Brief:
Search the entries for the word "shrinkage" and pull out each line that has it.

Records for this task:
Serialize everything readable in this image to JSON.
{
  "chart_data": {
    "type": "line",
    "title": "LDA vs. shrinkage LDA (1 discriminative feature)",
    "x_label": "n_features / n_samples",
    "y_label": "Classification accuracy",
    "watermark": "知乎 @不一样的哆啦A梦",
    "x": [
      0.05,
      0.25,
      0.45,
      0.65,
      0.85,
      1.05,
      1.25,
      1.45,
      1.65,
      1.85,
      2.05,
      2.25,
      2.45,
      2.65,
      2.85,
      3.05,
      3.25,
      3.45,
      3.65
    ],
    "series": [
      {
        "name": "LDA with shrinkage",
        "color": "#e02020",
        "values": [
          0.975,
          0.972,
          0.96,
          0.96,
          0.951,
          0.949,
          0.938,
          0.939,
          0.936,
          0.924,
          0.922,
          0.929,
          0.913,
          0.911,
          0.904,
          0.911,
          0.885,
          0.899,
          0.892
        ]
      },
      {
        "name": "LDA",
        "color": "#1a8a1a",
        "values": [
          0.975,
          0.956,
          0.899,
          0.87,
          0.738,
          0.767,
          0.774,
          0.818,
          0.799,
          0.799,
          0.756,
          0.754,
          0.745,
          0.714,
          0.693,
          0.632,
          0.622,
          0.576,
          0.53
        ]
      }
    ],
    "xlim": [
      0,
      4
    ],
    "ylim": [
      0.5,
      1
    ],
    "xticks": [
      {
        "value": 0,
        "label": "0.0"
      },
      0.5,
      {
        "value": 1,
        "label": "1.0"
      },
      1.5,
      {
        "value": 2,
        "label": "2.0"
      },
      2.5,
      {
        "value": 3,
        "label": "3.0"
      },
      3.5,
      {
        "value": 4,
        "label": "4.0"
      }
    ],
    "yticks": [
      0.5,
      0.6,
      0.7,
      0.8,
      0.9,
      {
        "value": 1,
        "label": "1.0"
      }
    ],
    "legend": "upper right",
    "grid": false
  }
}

Task answer:
    "title": "LDA vs. shrinkage LDA (1 discriminative feature)",
        "name": "LDA with shrinkage",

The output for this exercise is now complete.